Begin Records provided

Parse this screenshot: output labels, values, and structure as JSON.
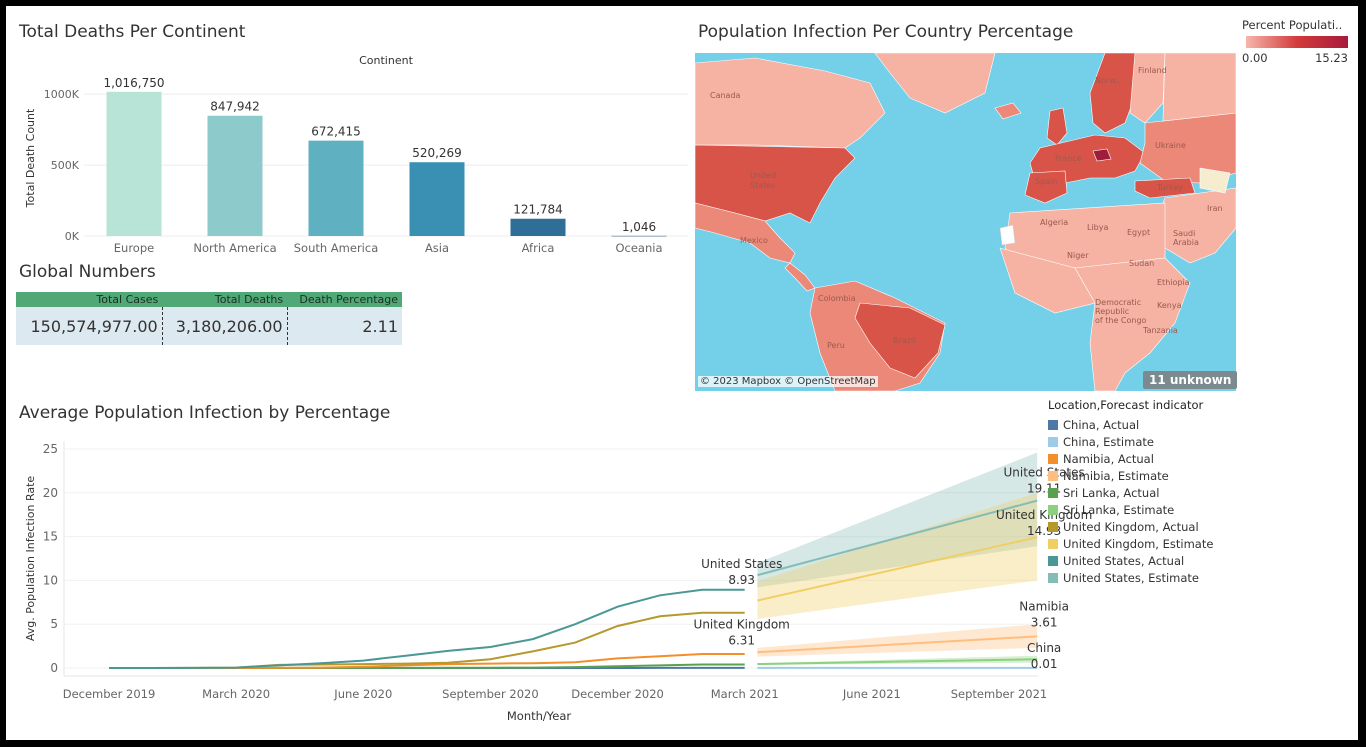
{
  "deaths_panel": {
    "title": "Total Deaths Per Continent"
  },
  "global_panel": {
    "title": "Global Numbers",
    "headers": [
      "Total Cases",
      "Total Deaths",
      "Death Percentage"
    ],
    "values": [
      "150,574,977.00",
      "3,180,206.00",
      "2.11"
    ]
  },
  "map_panel": {
    "title": "Population Infection Per Country Percentage",
    "attribution": "© 2023 Mapbox © OpenStreetMap",
    "unknown_badge": "11 unknown",
    "legend_title": "Percent Populati..",
    "legend_min": "0.00",
    "legend_max": "15.23",
    "labels": {
      "canada": "Canada",
      "us1": "United",
      "us2": "States",
      "mexico": "Mexico",
      "colombia": "Colombia",
      "brazil": "Brazil",
      "peru": "Peru",
      "spain": "Spain",
      "france": "France",
      "ukraine": "Ukraine",
      "turkey": "Turkey",
      "iran": "Iran",
      "algeria": "Algeria",
      "libya": "Libya",
      "egypt": "Egypt",
      "saudi1": "Saudi",
      "saudi2": "Arabia",
      "sudan": "Sudan",
      "niger": "Niger",
      "ethiopia": "Ethiopia",
      "kenya": "Kenya",
      "tanzania": "Tanzania",
      "drc1": "Democratic",
      "drc2": "Republic",
      "drc3": "of the Congo",
      "finland": "Finland",
      "norway": "Norw.."
    },
    "colors": {
      "water": "#74cfe9",
      "light": "#f6b2a3",
      "medium": "#ec8878",
      "dark": "#d95448",
      "darker": "#c8353c",
      "darkest": "#9f1d3a"
    }
  },
  "avg_panel": {
    "title": "Average Population Infection by Percentage"
  },
  "legend": {
    "title": "Location,Forecast indicator",
    "items": [
      {
        "label": "China, Actual",
        "color": "#4e79a7"
      },
      {
        "label": "China, Estimate",
        "color": "#a0cbe8"
      },
      {
        "label": "Namibia, Actual",
        "color": "#f28e2b"
      },
      {
        "label": "Namibia, Estimate",
        "color": "#ffbe7d"
      },
      {
        "label": "Sri Lanka, Actual",
        "color": "#59a14f"
      },
      {
        "label": "Sri Lanka, Estimate",
        "color": "#8cd17d"
      },
      {
        "label": "United Kingdom, Actual",
        "color": "#b6992d"
      },
      {
        "label": "United Kingdom, Estimate",
        "color": "#f1ce63"
      },
      {
        "label": "United States, Actual",
        "color": "#499894"
      },
      {
        "label": "United States, Estimate",
        "color": "#86bcb6"
      }
    ]
  },
  "chart_data": [
    {
      "type": "bar",
      "title": "Total Deaths Per Continent",
      "header": "Continent",
      "ylabel": "Total Death Count",
      "categories": [
        "Europe",
        "North America",
        "South America",
        "Asia",
        "Africa",
        "Oceania"
      ],
      "values": [
        1016750,
        847942,
        672415,
        520269,
        121784,
        1046
      ],
      "value_labels": [
        "1,016,750",
        "847,942",
        "672,415",
        "520,269",
        "121,784",
        "1,046"
      ],
      "colors": [
        "#b8e3d7",
        "#8dcacb",
        "#5fb0c0",
        "#3a90b2",
        "#2e6e97",
        "#27517b"
      ],
      "yticks": [
        0,
        500000,
        1000000
      ],
      "ytick_labels": [
        "0K",
        "500K",
        "1000K"
      ],
      "ylim": [
        0,
        1100000
      ]
    },
    {
      "type": "line",
      "title": "Average Population Infection by Percentage",
      "xlabel": "Month/Year",
      "ylabel": "Avg. Population Infection Rate",
      "ylim": [
        0,
        25
      ],
      "yticks": [
        0,
        5,
        10,
        15,
        20,
        25
      ],
      "xticks": [
        "December 2019",
        "March 2020",
        "June 2020",
        "September 2020",
        "December 2020",
        "March 2021",
        "June 2021",
        "September 2021"
      ],
      "xtick_months": [
        0,
        3,
        6,
        9,
        12,
        15,
        18,
        21
      ],
      "actual_months": [
        0,
        1,
        2,
        3,
        4,
        5,
        6,
        7,
        8,
        9,
        10,
        11,
        12,
        13,
        14,
        15
      ],
      "series": [
        {
          "name": "United States, Actual",
          "color": "#499894",
          "values": [
            0,
            0,
            0.01,
            0.05,
            0.3,
            0.55,
            0.85,
            1.4,
            1.95,
            2.4,
            3.3,
            5.0,
            7.0,
            8.3,
            8.93,
            8.93
          ]
        },
        {
          "name": "United Kingdom, Actual",
          "color": "#b6992d",
          "values": [
            0,
            0,
            0.01,
            0.05,
            0.35,
            0.4,
            0.45,
            0.5,
            0.6,
            1.0,
            1.9,
            2.9,
            4.8,
            5.9,
            6.31,
            6.31
          ]
        },
        {
          "name": "Namibia, Actual",
          "color": "#f28e2b",
          "values": [
            0,
            0,
            0,
            0,
            0.02,
            0.05,
            0.15,
            0.3,
            0.45,
            0.5,
            0.55,
            0.65,
            1.1,
            1.35,
            1.6,
            1.6
          ]
        },
        {
          "name": "Sri Lanka, Actual",
          "color": "#59a14f",
          "values": [
            0,
            0,
            0,
            0,
            0,
            0,
            0.01,
            0.01,
            0.02,
            0.03,
            0.05,
            0.1,
            0.2,
            0.3,
            0.4,
            0.4
          ]
        },
        {
          "name": "China, Actual",
          "color": "#4e79a7",
          "values": [
            0,
            0,
            0,
            0,
            0,
            0,
            0,
            0,
            0,
            0,
            0,
            0,
            0,
            0.01,
            0.01,
            0.01
          ]
        }
      ],
      "estimates": [
        {
          "name": "United States, Estimate",
          "color": "#86bcb6",
          "band": "#86bcb6",
          "start": 10.6,
          "end": 19.11,
          "low_start": 9.2,
          "low_end": 13.9,
          "high_start": 12.0,
          "high_end": 24.6
        },
        {
          "name": "United Kingdom, Estimate",
          "color": "#f1ce63",
          "band": "#f1ce63",
          "start": 7.7,
          "end": 14.93,
          "low_start": 5.6,
          "low_end": 10.0,
          "high_start": 9.9,
          "high_end": 20.0
        },
        {
          "name": "Namibia, Estimate",
          "color": "#ffbe7d",
          "band": "#ffbe7d",
          "start": 1.8,
          "end": 3.61,
          "low_start": 1.3,
          "low_end": 2.3,
          "high_start": 2.3,
          "high_end": 5.0
        },
        {
          "name": "Sri Lanka, Estimate",
          "color": "#8cd17d",
          "band": "#8cd17d",
          "start": 0.45,
          "end": 1.0,
          "low_start": 0.35,
          "low_end": 0.6,
          "high_start": 0.55,
          "high_end": 1.4
        },
        {
          "name": "China, Estimate",
          "color": "#a0cbe8",
          "band": "#a0cbe8",
          "start": 0.01,
          "end": 0.01,
          "low_start": 0,
          "low_end": 0,
          "high_start": 0.02,
          "high_end": 0.02
        }
      ],
      "estimate_months": [
        15.3,
        21.9
      ],
      "annotations": [
        {
          "name": "United States",
          "value": "8.93"
        },
        {
          "name": "United Kingdom",
          "value": "6.31"
        },
        {
          "name": "United States",
          "value": "19.11"
        },
        {
          "name": "United Kingdom",
          "value": "14.93"
        },
        {
          "name": "Namibia",
          "value": "3.61"
        },
        {
          "name": "China",
          "value": "0.01"
        }
      ]
    }
  ]
}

End Records provided

* Written instruction:
Keep the pictures out and write out the records exactly.

* Written response:
Parse this screenshot: output labels, values, and structure as JSON.
{
  "deaths_panel": {
    "title": "Total Deaths Per Continent"
  },
  "global_panel": {
    "title": "Global Numbers",
    "headers": [
      "Total Cases",
      "Total Deaths",
      "Death Percentage"
    ],
    "values": [
      "150,574,977.00",
      "3,180,206.00",
      "2.11"
    ]
  },
  "map_panel": {
    "title": "Population Infection Per Country Percentage",
    "attribution": "© 2023 Mapbox © OpenStreetMap",
    "unknown_badge": "11 unknown",
    "legend_title": "Percent Populati..",
    "legend_min": "0.00",
    "legend_max": "15.23",
    "labels": {
      "canada": "Canada",
      "us1": "United",
      "us2": "States",
      "mexico": "Mexico",
      "colombia": "Colombia",
      "brazil": "Brazil",
      "peru": "Peru",
      "spain": "Spain",
      "france": "France",
      "ukraine": "Ukraine",
      "turkey": "Turkey",
      "iran": "Iran",
      "algeria": "Algeria",
      "libya": "Libya",
      "egypt": "Egypt",
      "saudi1": "Saudi",
      "saudi2": "Arabia",
      "sudan": "Sudan",
      "niger": "Niger",
      "ethiopia": "Ethiopia",
      "kenya": "Kenya",
      "tanzania": "Tanzania",
      "drc1": "Democratic",
      "drc2": "Republic",
      "drc3": "of the Congo",
      "finland": "Finland",
      "norway": "Norw.."
    },
    "colors": {
      "water": "#74cfe9",
      "light": "#f6b2a3",
      "medium": "#ec8878",
      "dark": "#d95448",
      "darker": "#c8353c",
      "darkest": "#9f1d3a"
    }
  },
  "avg_panel": {
    "title": "Average Population Infection by Percentage"
  },
  "legend": {
    "title": "Location,Forecast indicator",
    "items": [
      {
        "label": "China, Actual",
        "color": "#4e79a7"
      },
      {
        "label": "China, Estimate",
        "color": "#a0cbe8"
      },
      {
        "label": "Namibia, Actual",
        "color": "#f28e2b"
      },
      {
        "label": "Namibia, Estimate",
        "color": "#ffbe7d"
      },
      {
        "label": "Sri Lanka, Actual",
        "color": "#59a14f"
      },
      {
        "label": "Sri Lanka, Estimate",
        "color": "#8cd17d"
      },
      {
        "label": "United Kingdom, Actual",
        "color": "#b6992d"
      },
      {
        "label": "United Kingdom, Estimate",
        "color": "#f1ce63"
      },
      {
        "label": "United States, Actual",
        "color": "#499894"
      },
      {
        "label": "United States, Estimate",
        "color": "#86bcb6"
      }
    ]
  },
  "chart_data": [
    {
      "type": "bar",
      "title": "Total Deaths Per Continent",
      "header": "Continent",
      "ylabel": "Total Death Count",
      "categories": [
        "Europe",
        "North America",
        "South America",
        "Asia",
        "Africa",
        "Oceania"
      ],
      "values": [
        1016750,
        847942,
        672415,
        520269,
        121784,
        1046
      ],
      "value_labels": [
        "1,016,750",
        "847,942",
        "672,415",
        "520,269",
        "121,784",
        "1,046"
      ],
      "colors": [
        "#b8e3d7",
        "#8dcacb",
        "#5fb0c0",
        "#3a90b2",
        "#2e6e97",
        "#27517b"
      ],
      "yticks": [
        0,
        500000,
        1000000
      ],
      "ytick_labels": [
        "0K",
        "500K",
        "1000K"
      ],
      "ylim": [
        0,
        1100000
      ]
    },
    {
      "type": "line",
      "title": "Average Population Infection by Percentage",
      "xlabel": "Month/Year",
      "ylabel": "Avg. Population Infection Rate",
      "ylim": [
        0,
        25
      ],
      "yticks": [
        0,
        5,
        10,
        15,
        20,
        25
      ],
      "xticks": [
        "December 2019",
        "March 2020",
        "June 2020",
        "September 2020",
        "December 2020",
        "March 2021",
        "June 2021",
        "September 2021"
      ],
      "xtick_months": [
        0,
        3,
        6,
        9,
        12,
        15,
        18,
        21
      ],
      "actual_months": [
        0,
        1,
        2,
        3,
        4,
        5,
        6,
        7,
        8,
        9,
        10,
        11,
        12,
        13,
        14,
        15
      ],
      "series": [
        {
          "name": "United States, Actual",
          "color": "#499894",
          "values": [
            0,
            0,
            0.01,
            0.05,
            0.3,
            0.55,
            0.85,
            1.4,
            1.95,
            2.4,
            3.3,
            5.0,
            7.0,
            8.3,
            8.93,
            8.93
          ]
        },
        {
          "name": "United Kingdom, Actual",
          "color": "#b6992d",
          "values": [
            0,
            0,
            0.01,
            0.05,
            0.35,
            0.4,
            0.45,
            0.5,
            0.6,
            1.0,
            1.9,
            2.9,
            4.8,
            5.9,
            6.31,
            6.31
          ]
        },
        {
          "name": "Namibia, Actual",
          "color": "#f28e2b",
          "values": [
            0,
            0,
            0,
            0,
            0.02,
            0.05,
            0.15,
            0.3,
            0.45,
            0.5,
            0.55,
            0.65,
            1.1,
            1.35,
            1.6,
            1.6
          ]
        },
        {
          "name": "Sri Lanka, Actual",
          "color": "#59a14f",
          "values": [
            0,
            0,
            0,
            0,
            0,
            0,
            0.01,
            0.01,
            0.02,
            0.03,
            0.05,
            0.1,
            0.2,
            0.3,
            0.4,
            0.4
          ]
        },
        {
          "name": "China, Actual",
          "color": "#4e79a7",
          "values": [
            0,
            0,
            0,
            0,
            0,
            0,
            0,
            0,
            0,
            0,
            0,
            0,
            0,
            0.01,
            0.01,
            0.01
          ]
        }
      ],
      "estimates": [
        {
          "name": "United States, Estimate",
          "color": "#86bcb6",
          "band": "#86bcb6",
          "start": 10.6,
          "end": 19.11,
          "low_start": 9.2,
          "low_end": 13.9,
          "high_start": 12.0,
          "high_end": 24.6
        },
        {
          "name": "United Kingdom, Estimate",
          "color": "#f1ce63",
          "band": "#f1ce63",
          "start": 7.7,
          "end": 14.93,
          "low_start": 5.6,
          "low_end": 10.0,
          "high_start": 9.9,
          "high_end": 20.0
        },
        {
          "name": "Namibia, Estimate",
          "color": "#ffbe7d",
          "band": "#ffbe7d",
          "start": 1.8,
          "end": 3.61,
          "low_start": 1.3,
          "low_end": 2.3,
          "high_start": 2.3,
          "high_end": 5.0
        },
        {
          "name": "Sri Lanka, Estimate",
          "color": "#8cd17d",
          "band": "#8cd17d",
          "start": 0.45,
          "end": 1.0,
          "low_start": 0.35,
          "low_end": 0.6,
          "high_start": 0.55,
          "high_end": 1.4
        },
        {
          "name": "China, Estimate",
          "color": "#a0cbe8",
          "band": "#a0cbe8",
          "start": 0.01,
          "end": 0.01,
          "low_start": 0,
          "low_end": 0,
          "high_start": 0.02,
          "high_end": 0.02
        }
      ],
      "estimate_months": [
        15.3,
        21.9
      ],
      "annotations": [
        {
          "name": "United States",
          "value": "8.93"
        },
        {
          "name": "United Kingdom",
          "value": "6.31"
        },
        {
          "name": "United States",
          "value": "19.11"
        },
        {
          "name": "United Kingdom",
          "value": "14.93"
        },
        {
          "name": "Namibia",
          "value": "3.61"
        },
        {
          "name": "China",
          "value": "0.01"
        }
      ]
    }
  ]
}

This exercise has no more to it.